**Description of the task:** Transcribe each of the entries below verbatim, line for line.

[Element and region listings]
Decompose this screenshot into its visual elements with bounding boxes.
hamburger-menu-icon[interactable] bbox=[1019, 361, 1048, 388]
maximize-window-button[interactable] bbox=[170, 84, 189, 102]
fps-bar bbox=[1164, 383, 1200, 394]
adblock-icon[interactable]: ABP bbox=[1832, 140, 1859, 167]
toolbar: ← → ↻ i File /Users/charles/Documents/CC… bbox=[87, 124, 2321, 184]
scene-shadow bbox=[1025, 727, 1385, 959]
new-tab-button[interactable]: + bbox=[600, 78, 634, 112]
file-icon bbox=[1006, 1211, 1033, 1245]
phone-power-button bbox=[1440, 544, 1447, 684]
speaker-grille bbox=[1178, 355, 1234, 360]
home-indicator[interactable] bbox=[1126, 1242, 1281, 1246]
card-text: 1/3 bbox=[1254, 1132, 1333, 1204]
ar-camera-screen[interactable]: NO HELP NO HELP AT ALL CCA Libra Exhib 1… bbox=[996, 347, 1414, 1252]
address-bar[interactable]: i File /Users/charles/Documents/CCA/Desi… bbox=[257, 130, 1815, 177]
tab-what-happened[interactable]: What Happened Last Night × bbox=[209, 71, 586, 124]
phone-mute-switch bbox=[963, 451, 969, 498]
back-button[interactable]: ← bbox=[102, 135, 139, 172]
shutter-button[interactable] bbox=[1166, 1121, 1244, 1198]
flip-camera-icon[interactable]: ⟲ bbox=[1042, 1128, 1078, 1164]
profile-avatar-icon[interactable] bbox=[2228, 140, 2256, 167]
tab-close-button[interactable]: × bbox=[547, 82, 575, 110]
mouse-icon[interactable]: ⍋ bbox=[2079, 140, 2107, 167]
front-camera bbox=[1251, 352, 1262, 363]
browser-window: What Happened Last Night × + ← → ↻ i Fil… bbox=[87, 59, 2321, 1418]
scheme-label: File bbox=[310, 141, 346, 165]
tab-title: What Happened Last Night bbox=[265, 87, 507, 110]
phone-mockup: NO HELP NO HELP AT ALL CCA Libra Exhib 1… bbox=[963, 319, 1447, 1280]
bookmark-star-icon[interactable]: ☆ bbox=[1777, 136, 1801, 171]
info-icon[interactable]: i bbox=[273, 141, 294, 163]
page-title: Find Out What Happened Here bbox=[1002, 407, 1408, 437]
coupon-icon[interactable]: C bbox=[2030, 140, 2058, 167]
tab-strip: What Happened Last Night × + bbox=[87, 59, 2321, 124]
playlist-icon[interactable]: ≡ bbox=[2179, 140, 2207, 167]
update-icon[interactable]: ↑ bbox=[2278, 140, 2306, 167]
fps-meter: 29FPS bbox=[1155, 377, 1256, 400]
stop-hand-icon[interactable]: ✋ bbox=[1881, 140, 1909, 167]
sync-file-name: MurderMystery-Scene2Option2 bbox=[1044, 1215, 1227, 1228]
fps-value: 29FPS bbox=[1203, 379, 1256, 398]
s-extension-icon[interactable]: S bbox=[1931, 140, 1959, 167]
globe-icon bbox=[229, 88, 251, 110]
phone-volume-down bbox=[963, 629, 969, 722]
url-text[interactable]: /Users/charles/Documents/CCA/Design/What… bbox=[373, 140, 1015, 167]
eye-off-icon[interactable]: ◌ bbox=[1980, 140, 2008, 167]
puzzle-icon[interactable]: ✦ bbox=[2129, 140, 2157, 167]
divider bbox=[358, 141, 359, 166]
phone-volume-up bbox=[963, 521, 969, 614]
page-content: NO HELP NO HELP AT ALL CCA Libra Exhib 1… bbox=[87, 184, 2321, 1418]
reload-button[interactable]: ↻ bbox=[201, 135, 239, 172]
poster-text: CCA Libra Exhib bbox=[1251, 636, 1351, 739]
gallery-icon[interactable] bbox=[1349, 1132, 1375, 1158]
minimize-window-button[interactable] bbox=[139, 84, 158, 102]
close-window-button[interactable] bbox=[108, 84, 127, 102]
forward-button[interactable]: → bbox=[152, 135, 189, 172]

**Result of the task:**
Decompose this screenshot into its visual elements with bounding boxes.
hamburger-menu-icon[interactable] bbox=[1019, 361, 1048, 388]
maximize-window-button[interactable] bbox=[170, 84, 189, 102]
fps-bar bbox=[1164, 383, 1200, 394]
adblock-icon[interactable]: ABP bbox=[1832, 140, 1859, 167]
toolbar: ← → ↻ i File /Users/charles/Documents/CC… bbox=[87, 124, 2321, 184]
scene-shadow bbox=[1025, 727, 1385, 959]
new-tab-button[interactable]: + bbox=[600, 78, 634, 112]
file-icon bbox=[1006, 1211, 1033, 1245]
phone-power-button bbox=[1440, 544, 1447, 684]
speaker-grille bbox=[1178, 355, 1234, 360]
home-indicator[interactable] bbox=[1126, 1242, 1281, 1246]
card-text: 1/3 bbox=[1254, 1132, 1333, 1204]
ar-camera-screen[interactable]: NO HELP NO HELP AT ALL CCA Libra Exhib 1… bbox=[996, 347, 1414, 1252]
address-bar[interactable]: i File /Users/charles/Documents/CCA/Desi… bbox=[257, 130, 1815, 177]
tab-what-happened[interactable]: What Happened Last Night × bbox=[209, 71, 586, 124]
phone-mute-switch bbox=[963, 451, 969, 498]
back-button[interactable]: ← bbox=[102, 135, 139, 172]
shutter-button[interactable] bbox=[1166, 1121, 1244, 1198]
flip-camera-icon[interactable]: ⟲ bbox=[1042, 1128, 1078, 1164]
profile-avatar-icon[interactable] bbox=[2228, 140, 2256, 167]
tab-close-button[interactable]: × bbox=[547, 82, 575, 110]
mouse-icon[interactable]: ⍋ bbox=[2079, 140, 2107, 167]
front-camera bbox=[1251, 352, 1262, 363]
browser-window: What Happened Last Night × + ← → ↻ i Fil… bbox=[87, 59, 2321, 1418]
scheme-label: File bbox=[310, 141, 346, 165]
tab-title: What Happened Last Night bbox=[265, 87, 507, 110]
phone-mockup: NO HELP NO HELP AT ALL CCA Libra Exhib 1… bbox=[963, 319, 1447, 1280]
bookmark-star-icon[interactable]: ☆ bbox=[1777, 136, 1801, 171]
info-icon[interactable]: i bbox=[273, 141, 294, 163]
page-title: Find Out What Happened Here bbox=[1002, 407, 1408, 437]
coupon-icon[interactable]: C bbox=[2030, 140, 2058, 167]
tab-strip: What Happened Last Night × + bbox=[87, 59, 2321, 124]
playlist-icon[interactable]: ≡ bbox=[2179, 140, 2207, 167]
update-icon[interactable]: ↑ bbox=[2278, 140, 2306, 167]
fps-meter: 29FPS bbox=[1155, 377, 1256, 400]
stop-hand-icon[interactable]: ✋ bbox=[1881, 140, 1909, 167]
sync-file-name: MurderMystery-Scene2Option2 bbox=[1044, 1215, 1227, 1228]
fps-value: 29FPS bbox=[1203, 379, 1256, 398]
s-extension-icon[interactable]: S bbox=[1931, 140, 1959, 167]
globe-icon bbox=[229, 88, 251, 110]
phone-volume-down bbox=[963, 629, 969, 722]
url-text[interactable]: /Users/charles/Documents/CCA/Design/What… bbox=[373, 140, 1015, 167]
eye-off-icon[interactable]: ◌ bbox=[1980, 140, 2008, 167]
puzzle-icon[interactable]: ✦ bbox=[2129, 140, 2157, 167]
divider bbox=[358, 141, 359, 166]
phone-volume-up bbox=[963, 521, 969, 614]
page-content: NO HELP NO HELP AT ALL CCA Libra Exhib 1… bbox=[87, 184, 2321, 1418]
reload-button[interactable]: ↻ bbox=[201, 135, 239, 172]
poster-text: CCA Libra Exhib bbox=[1251, 636, 1351, 739]
gallery-icon[interactable] bbox=[1349, 1132, 1375, 1158]
minimize-window-button[interactable] bbox=[139, 84, 158, 102]
close-window-button[interactable] bbox=[108, 84, 127, 102]
forward-button[interactable]: → bbox=[152, 135, 189, 172]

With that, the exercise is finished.